TASK DESCRIPTION:
Tally the lines in the listing below that contain "parere" and report the tally alone.

Dataset entries:

⟨

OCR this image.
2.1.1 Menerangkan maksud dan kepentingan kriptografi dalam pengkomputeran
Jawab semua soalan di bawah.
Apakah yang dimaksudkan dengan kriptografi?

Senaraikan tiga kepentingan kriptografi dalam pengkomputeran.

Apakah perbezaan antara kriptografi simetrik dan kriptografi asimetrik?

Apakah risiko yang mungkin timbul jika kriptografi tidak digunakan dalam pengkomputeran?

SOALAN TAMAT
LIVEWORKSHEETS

⟩
⟨

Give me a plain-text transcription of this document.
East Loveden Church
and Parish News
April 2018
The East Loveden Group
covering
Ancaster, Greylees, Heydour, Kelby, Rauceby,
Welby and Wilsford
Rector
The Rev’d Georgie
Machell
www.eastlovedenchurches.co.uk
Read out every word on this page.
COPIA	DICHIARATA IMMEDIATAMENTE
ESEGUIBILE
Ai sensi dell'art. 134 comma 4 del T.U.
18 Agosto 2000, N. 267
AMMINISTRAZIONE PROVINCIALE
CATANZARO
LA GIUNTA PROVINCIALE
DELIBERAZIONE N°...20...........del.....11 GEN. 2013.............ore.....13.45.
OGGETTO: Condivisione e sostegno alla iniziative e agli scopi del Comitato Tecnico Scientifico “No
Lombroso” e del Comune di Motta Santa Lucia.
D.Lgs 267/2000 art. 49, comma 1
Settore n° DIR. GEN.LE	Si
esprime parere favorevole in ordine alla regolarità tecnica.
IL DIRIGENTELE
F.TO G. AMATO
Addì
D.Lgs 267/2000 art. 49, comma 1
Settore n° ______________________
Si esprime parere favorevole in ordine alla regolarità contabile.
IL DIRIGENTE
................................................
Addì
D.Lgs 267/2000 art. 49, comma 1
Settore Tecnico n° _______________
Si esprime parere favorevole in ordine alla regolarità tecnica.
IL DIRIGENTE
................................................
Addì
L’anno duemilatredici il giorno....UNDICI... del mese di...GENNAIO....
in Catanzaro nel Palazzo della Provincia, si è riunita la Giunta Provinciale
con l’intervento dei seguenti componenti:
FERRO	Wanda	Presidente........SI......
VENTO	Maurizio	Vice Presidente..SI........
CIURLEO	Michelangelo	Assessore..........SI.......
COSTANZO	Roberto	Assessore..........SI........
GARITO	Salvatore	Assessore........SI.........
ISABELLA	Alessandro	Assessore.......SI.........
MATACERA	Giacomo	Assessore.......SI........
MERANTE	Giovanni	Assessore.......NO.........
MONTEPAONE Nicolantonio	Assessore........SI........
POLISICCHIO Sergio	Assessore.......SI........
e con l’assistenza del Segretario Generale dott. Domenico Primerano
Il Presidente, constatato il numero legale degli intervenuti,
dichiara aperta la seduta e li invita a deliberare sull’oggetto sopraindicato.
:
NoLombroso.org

⟩

REPLY TO THE TASK:
3